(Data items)

######

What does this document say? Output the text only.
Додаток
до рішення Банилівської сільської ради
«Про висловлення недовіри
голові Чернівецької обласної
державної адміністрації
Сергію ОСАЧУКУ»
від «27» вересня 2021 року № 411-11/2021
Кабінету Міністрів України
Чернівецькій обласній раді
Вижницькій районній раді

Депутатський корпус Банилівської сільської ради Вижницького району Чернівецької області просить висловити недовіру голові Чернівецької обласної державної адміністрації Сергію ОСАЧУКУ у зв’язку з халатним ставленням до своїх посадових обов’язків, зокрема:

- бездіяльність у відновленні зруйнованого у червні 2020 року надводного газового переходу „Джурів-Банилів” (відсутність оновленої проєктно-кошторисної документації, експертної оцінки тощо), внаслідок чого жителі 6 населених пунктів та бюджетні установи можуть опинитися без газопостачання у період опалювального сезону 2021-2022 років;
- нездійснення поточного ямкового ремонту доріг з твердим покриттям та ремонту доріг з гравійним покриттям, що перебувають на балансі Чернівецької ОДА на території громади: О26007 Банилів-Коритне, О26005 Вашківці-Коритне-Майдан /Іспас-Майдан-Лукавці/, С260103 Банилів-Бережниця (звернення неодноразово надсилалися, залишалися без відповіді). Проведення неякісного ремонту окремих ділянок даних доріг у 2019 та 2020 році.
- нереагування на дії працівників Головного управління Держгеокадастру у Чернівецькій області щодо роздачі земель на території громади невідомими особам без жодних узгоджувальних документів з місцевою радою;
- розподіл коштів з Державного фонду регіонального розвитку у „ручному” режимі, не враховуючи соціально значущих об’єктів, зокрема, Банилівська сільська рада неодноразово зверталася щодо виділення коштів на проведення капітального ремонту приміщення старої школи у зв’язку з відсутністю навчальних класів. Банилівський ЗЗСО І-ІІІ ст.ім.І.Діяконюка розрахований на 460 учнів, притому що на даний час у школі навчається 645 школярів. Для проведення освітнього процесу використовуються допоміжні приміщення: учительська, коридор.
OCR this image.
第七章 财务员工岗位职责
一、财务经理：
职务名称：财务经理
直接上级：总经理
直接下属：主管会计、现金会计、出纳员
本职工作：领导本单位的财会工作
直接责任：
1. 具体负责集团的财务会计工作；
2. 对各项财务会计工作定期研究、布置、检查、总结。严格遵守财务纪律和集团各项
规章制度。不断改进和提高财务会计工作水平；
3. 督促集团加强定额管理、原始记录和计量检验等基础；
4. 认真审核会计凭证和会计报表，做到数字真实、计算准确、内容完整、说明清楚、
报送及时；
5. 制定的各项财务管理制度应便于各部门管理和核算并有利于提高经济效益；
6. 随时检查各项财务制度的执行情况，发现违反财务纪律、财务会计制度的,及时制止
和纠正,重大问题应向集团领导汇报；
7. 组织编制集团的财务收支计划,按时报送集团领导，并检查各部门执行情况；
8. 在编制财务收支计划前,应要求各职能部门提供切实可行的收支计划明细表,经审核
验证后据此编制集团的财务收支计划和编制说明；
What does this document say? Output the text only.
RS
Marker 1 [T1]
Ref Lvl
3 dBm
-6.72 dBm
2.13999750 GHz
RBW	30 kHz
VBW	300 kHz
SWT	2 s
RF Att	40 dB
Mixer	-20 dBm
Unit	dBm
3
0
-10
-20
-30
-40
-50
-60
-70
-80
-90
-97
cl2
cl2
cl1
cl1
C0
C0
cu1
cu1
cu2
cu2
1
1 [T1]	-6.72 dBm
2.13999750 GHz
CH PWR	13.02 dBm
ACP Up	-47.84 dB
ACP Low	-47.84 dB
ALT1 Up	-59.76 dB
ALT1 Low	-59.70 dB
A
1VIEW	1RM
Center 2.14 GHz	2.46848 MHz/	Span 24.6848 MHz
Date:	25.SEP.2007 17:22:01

######

### Exercise requirements
Using the listing above, gather each line that holds the string "території" and copy it.

### Expected output
- нездійснення поточного ямкового ремонту доріг з твердим покриттям та ремонту доріг з гравійним покриттям, що перебувають на балансі Чернівецької ОДА на території громади: О26007 Банилів-Коритне, О26005 Вашківці-Коритне-Майдан /Іспас-Майдан-Лукавці/, С260103 Банилів-Бережниця (звернення неодноразово надсилалися, залишалися без відповіді). Проведення неякісного ремонту окремих ділянок даних доріг у 2019 та 2020 році.
- нереагування на дії працівників Головного управління Держгеокадастру у Чернівецькій області щодо роздачі земель на території громади невідомими особам без жодних узгоджувальних документів з місцевою радою;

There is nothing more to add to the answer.